Records
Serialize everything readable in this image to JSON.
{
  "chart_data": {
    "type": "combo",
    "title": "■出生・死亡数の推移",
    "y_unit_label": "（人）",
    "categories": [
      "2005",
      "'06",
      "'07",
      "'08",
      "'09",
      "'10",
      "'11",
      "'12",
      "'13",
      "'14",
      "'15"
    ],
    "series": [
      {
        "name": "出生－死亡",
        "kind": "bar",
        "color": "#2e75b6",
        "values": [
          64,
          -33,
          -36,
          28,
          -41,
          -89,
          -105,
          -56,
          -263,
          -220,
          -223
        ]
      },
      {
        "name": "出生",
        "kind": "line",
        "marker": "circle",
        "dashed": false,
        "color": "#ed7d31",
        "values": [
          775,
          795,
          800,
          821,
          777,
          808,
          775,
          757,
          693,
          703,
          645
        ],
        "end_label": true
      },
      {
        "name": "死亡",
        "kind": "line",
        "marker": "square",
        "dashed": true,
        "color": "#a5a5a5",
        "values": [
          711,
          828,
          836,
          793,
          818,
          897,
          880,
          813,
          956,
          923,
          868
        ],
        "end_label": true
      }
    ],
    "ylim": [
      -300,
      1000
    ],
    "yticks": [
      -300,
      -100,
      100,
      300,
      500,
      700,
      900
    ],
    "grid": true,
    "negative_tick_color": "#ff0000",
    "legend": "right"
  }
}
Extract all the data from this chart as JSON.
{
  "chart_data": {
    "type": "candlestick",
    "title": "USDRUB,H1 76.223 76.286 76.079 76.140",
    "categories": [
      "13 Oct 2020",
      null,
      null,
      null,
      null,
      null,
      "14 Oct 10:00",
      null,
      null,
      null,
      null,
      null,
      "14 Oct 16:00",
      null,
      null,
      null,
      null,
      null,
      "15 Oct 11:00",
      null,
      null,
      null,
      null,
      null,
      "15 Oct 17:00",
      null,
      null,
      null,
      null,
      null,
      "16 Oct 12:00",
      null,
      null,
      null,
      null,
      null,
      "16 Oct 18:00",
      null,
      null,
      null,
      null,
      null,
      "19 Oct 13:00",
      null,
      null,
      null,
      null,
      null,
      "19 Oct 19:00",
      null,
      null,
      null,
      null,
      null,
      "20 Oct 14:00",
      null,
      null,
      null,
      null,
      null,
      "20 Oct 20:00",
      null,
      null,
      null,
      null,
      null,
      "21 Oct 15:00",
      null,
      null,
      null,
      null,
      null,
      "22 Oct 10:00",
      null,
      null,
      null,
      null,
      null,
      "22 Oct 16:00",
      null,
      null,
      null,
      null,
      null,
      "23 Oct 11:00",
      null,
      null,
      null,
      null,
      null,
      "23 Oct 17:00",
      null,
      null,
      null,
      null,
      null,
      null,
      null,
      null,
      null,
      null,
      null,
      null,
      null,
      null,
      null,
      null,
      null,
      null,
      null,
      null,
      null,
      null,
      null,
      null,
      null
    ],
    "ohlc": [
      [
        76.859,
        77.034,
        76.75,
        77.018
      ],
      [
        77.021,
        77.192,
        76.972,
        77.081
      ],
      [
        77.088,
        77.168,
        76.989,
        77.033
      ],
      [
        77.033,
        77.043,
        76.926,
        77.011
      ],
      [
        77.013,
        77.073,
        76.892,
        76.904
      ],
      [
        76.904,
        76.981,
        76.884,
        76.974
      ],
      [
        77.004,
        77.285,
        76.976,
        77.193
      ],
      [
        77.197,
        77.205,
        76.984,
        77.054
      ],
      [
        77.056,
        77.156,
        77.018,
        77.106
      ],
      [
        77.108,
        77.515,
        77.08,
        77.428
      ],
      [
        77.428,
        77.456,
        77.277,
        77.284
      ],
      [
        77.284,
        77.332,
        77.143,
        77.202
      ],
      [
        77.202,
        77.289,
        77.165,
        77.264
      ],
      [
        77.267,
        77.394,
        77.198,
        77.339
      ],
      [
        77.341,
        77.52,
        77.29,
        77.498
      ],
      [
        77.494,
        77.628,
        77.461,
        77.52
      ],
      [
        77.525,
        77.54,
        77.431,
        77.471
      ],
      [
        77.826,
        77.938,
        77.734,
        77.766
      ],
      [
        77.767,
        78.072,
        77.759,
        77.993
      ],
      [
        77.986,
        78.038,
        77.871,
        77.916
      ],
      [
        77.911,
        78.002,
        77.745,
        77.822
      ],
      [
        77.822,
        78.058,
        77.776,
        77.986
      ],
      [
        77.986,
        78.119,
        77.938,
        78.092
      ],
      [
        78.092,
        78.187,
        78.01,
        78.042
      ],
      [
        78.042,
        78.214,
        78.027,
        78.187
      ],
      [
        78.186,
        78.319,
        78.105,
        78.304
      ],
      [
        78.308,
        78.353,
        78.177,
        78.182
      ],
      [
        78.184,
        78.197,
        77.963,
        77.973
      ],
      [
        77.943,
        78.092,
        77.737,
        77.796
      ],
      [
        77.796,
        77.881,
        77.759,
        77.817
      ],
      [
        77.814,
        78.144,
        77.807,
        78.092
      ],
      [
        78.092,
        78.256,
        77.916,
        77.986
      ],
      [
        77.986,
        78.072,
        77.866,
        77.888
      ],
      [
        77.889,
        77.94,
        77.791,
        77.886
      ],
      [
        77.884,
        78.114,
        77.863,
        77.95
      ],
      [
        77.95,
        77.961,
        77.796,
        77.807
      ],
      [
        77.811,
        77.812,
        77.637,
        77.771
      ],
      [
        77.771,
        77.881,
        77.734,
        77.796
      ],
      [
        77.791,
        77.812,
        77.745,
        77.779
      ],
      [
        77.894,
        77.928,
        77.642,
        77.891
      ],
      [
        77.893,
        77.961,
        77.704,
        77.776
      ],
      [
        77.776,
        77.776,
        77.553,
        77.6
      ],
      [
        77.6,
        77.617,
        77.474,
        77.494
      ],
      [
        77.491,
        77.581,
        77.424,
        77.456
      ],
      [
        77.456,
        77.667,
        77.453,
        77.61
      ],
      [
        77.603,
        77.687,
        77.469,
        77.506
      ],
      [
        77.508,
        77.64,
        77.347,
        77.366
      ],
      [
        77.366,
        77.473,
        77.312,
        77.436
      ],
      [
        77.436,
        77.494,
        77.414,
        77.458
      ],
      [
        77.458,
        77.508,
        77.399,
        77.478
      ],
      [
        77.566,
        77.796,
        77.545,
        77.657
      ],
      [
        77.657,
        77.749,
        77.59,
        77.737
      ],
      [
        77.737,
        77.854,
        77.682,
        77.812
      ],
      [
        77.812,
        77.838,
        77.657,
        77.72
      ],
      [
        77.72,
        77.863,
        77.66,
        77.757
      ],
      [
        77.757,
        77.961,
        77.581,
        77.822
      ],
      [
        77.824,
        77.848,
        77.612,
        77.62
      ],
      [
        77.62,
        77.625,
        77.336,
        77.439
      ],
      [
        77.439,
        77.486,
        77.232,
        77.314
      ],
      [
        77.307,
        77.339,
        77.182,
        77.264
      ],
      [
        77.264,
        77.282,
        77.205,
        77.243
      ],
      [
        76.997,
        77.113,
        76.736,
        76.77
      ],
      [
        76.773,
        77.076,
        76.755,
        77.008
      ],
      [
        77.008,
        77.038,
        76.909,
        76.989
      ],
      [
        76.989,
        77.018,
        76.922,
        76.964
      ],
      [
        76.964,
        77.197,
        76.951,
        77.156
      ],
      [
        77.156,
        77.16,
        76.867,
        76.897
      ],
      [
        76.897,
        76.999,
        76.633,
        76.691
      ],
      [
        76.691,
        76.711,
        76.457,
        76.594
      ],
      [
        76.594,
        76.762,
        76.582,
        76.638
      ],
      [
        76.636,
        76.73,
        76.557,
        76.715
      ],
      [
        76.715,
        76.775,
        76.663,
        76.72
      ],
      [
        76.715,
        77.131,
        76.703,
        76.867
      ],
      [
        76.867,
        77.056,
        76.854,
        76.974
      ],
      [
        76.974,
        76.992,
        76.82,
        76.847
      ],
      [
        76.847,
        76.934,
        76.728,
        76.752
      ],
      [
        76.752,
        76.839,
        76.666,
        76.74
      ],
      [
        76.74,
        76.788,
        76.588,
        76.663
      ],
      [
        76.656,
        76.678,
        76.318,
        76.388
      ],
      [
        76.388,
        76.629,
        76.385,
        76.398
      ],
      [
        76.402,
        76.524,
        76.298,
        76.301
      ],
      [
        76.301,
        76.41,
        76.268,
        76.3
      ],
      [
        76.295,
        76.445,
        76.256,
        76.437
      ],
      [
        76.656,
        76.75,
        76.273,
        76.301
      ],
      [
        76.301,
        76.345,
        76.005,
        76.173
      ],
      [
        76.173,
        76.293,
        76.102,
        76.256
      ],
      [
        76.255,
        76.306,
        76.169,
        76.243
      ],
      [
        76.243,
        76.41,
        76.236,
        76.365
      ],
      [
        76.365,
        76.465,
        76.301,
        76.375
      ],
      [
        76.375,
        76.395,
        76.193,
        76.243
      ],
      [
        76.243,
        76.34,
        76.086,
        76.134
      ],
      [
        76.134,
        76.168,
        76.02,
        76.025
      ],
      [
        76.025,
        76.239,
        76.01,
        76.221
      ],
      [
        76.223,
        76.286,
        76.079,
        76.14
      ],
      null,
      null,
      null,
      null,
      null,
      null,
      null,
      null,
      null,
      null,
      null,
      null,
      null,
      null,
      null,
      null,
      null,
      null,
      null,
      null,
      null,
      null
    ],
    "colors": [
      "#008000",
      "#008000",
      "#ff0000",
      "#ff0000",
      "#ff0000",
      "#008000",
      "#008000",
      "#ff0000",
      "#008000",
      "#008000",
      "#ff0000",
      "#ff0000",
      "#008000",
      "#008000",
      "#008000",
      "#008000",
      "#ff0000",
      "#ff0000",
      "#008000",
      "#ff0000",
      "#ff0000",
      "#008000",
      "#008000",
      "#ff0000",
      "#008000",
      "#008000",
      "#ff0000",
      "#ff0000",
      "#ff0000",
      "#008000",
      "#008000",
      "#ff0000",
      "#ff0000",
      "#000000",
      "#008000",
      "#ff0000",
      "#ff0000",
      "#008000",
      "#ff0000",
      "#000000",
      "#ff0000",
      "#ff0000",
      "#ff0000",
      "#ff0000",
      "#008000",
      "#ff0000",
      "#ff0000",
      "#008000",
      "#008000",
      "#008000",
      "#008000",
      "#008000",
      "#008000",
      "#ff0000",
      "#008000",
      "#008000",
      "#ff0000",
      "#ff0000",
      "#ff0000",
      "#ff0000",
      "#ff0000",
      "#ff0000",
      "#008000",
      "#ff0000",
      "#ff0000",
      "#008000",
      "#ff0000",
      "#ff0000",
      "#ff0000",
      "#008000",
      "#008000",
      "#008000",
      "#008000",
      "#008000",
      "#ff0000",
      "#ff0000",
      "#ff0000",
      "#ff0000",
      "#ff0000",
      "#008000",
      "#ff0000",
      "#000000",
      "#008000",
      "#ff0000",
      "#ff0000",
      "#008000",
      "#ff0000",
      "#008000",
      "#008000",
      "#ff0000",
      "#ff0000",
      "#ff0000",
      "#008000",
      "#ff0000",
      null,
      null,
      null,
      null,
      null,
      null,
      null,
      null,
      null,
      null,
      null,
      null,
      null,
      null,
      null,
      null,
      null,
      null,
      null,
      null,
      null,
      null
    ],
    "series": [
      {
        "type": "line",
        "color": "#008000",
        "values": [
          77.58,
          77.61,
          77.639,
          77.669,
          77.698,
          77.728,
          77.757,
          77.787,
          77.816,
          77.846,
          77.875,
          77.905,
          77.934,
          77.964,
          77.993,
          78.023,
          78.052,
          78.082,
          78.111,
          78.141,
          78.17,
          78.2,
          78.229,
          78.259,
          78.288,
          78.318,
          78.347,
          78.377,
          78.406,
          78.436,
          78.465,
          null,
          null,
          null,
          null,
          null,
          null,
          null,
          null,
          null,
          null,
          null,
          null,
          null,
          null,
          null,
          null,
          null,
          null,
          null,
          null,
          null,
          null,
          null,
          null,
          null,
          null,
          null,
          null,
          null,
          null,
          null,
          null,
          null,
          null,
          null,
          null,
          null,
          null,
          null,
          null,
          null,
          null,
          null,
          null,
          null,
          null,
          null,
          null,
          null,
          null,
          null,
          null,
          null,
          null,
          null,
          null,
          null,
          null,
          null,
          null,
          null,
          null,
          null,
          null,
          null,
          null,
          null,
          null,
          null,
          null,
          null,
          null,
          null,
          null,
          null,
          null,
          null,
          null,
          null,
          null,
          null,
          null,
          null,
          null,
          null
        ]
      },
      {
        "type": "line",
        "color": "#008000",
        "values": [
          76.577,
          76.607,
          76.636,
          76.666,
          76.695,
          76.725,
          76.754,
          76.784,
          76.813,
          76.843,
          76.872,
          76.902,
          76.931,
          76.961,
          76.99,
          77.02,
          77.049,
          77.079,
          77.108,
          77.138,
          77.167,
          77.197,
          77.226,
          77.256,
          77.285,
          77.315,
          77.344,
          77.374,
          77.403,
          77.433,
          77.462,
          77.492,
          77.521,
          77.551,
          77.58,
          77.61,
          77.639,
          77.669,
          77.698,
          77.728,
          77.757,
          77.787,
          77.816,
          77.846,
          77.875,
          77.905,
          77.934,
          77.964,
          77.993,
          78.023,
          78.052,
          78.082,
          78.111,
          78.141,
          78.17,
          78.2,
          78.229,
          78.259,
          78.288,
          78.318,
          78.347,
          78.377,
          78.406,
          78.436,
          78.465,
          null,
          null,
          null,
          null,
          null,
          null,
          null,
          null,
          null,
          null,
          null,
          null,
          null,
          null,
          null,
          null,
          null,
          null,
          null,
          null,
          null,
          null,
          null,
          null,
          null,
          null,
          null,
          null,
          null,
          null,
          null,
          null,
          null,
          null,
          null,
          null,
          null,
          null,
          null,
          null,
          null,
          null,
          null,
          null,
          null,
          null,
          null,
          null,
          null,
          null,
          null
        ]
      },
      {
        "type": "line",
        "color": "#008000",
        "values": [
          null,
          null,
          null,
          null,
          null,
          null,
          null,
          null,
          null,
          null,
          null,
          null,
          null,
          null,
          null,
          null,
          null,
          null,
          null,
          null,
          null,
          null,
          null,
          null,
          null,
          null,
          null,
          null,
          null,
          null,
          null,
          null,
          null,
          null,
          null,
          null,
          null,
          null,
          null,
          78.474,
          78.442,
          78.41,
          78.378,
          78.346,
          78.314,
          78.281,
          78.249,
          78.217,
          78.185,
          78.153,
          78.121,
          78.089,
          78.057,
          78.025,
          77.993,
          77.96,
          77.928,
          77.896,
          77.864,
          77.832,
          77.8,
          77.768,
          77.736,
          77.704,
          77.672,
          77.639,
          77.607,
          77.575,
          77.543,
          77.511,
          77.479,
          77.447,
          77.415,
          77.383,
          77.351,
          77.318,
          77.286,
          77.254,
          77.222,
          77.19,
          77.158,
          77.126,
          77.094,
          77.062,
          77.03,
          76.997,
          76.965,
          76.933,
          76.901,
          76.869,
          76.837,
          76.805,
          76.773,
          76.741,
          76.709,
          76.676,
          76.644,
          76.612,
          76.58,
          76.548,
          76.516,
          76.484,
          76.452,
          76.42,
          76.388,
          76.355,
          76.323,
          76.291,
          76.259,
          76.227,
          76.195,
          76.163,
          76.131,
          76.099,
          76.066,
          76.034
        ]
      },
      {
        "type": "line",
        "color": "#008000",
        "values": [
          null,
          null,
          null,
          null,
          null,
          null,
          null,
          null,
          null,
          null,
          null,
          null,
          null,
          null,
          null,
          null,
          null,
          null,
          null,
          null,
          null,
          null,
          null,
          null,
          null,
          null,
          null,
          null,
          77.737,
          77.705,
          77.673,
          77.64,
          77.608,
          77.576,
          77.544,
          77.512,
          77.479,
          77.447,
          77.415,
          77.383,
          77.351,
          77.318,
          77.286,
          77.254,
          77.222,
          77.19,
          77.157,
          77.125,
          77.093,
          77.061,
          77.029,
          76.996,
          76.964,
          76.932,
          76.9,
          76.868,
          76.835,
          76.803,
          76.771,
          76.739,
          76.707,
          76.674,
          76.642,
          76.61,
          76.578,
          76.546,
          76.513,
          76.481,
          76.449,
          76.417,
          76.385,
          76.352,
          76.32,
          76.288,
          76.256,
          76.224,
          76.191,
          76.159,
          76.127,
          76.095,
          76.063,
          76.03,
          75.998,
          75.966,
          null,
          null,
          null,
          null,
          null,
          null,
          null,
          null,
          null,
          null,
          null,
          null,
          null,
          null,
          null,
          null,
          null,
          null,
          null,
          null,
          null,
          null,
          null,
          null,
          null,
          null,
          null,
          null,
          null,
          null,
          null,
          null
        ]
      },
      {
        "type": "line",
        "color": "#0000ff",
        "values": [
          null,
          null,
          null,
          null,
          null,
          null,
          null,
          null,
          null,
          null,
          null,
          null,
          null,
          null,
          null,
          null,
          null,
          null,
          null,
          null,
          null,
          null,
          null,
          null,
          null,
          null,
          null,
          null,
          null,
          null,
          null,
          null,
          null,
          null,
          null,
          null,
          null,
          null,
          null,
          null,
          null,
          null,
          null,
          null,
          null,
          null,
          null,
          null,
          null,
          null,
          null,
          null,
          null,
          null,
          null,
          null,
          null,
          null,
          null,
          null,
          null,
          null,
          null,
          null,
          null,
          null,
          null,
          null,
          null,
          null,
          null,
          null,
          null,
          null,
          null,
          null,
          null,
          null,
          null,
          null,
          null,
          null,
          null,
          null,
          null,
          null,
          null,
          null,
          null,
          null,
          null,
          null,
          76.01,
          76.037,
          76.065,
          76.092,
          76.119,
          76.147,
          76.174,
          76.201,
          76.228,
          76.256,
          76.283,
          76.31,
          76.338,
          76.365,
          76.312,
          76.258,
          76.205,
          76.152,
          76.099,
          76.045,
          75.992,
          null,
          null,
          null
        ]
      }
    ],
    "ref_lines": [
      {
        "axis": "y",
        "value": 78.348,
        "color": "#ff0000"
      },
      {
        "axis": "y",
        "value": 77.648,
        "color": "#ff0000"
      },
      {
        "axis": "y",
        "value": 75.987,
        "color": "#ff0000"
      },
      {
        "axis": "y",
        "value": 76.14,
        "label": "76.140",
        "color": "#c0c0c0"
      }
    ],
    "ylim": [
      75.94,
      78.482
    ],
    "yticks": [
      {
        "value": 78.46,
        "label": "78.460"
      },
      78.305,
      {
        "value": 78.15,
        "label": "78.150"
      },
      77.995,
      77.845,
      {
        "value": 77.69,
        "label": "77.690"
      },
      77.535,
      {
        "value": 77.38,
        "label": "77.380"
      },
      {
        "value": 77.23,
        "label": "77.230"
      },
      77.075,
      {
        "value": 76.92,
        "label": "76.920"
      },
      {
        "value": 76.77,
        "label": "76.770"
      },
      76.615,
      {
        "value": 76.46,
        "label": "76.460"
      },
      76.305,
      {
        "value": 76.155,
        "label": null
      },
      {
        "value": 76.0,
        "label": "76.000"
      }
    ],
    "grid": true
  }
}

The request
Identify and list each line with the word "JSON".

Answer to this exercise
Serialize everything readable in this image to JSON.
Extract all the data from this chart as JSON.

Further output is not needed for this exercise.